↓↓↓
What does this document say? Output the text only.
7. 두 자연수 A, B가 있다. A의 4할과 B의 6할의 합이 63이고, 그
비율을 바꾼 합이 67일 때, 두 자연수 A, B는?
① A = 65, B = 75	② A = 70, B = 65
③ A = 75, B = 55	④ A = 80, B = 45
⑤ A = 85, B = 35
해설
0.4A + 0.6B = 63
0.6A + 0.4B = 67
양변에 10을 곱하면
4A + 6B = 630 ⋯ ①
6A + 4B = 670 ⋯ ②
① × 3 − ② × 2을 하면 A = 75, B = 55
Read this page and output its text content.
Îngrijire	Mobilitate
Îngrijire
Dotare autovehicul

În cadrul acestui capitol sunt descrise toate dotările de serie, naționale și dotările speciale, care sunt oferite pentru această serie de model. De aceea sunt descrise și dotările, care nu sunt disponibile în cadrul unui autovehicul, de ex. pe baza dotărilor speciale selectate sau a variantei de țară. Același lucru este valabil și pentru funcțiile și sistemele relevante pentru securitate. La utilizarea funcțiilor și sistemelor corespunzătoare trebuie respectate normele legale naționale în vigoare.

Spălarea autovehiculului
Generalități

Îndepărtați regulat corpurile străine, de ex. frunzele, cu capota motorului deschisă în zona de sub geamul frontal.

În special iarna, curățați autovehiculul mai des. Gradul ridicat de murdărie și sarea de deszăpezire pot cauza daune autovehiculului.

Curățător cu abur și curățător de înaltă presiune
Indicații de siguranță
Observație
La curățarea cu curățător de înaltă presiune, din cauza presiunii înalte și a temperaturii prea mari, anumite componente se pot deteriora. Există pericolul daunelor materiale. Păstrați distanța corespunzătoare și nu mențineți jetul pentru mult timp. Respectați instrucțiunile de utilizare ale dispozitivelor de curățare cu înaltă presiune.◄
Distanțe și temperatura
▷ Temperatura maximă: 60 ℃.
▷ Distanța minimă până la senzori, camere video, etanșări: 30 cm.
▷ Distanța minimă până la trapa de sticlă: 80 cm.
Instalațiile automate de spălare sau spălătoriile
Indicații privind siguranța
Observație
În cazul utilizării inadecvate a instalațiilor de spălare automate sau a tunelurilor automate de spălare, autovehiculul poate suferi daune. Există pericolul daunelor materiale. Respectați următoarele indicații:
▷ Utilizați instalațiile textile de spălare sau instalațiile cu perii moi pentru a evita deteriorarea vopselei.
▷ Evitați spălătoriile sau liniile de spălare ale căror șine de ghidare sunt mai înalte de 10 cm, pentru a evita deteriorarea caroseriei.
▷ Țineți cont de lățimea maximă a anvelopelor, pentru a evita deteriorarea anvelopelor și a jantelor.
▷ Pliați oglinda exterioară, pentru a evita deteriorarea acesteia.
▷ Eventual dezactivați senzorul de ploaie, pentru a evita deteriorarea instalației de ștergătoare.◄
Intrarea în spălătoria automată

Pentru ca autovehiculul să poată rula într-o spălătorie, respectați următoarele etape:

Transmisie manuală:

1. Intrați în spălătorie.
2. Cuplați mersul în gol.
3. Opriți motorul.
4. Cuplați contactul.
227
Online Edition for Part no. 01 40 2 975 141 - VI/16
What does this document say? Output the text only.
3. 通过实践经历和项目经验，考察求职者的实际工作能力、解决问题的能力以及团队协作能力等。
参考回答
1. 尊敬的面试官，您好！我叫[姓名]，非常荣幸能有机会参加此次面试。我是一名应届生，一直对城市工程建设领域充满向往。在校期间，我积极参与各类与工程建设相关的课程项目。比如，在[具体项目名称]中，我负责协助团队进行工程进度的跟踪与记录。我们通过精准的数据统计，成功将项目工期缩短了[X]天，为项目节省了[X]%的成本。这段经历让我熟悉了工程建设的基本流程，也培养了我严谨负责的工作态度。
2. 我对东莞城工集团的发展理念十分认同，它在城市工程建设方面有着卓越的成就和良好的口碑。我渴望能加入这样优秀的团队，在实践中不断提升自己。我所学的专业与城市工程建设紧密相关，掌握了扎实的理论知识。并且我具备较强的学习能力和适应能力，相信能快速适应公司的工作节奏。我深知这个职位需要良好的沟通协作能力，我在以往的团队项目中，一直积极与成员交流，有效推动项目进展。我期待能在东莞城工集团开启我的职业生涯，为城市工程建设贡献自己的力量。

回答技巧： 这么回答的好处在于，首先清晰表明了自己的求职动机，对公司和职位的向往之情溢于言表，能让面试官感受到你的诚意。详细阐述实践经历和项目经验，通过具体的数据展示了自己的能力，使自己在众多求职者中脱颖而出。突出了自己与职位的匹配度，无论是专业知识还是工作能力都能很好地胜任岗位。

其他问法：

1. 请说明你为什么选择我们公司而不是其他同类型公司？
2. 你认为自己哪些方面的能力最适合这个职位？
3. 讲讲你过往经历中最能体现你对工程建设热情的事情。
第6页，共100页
↑↑↑
Using the material above, copy every line in which the string "înalte" occurs.

La curățarea cu curățător de înaltă presiune, din cauza presiunii înalte și a temperaturii prea mari, anumite componente se pot deteriora. Există pericolul daunelor materiale. Păstrați distanța corespunzătoare și nu mențineți jetul pentru mult timp. Respectați instrucțiunile de utilizare ale dispozitivelor de curățare cu înaltă presiune.◄
▷ Evitați spălătoriile sau liniile de spălare ale căror șine de ghidare sunt mai înalte de 10 cm, pentru a evita deteriorarea caroseriei.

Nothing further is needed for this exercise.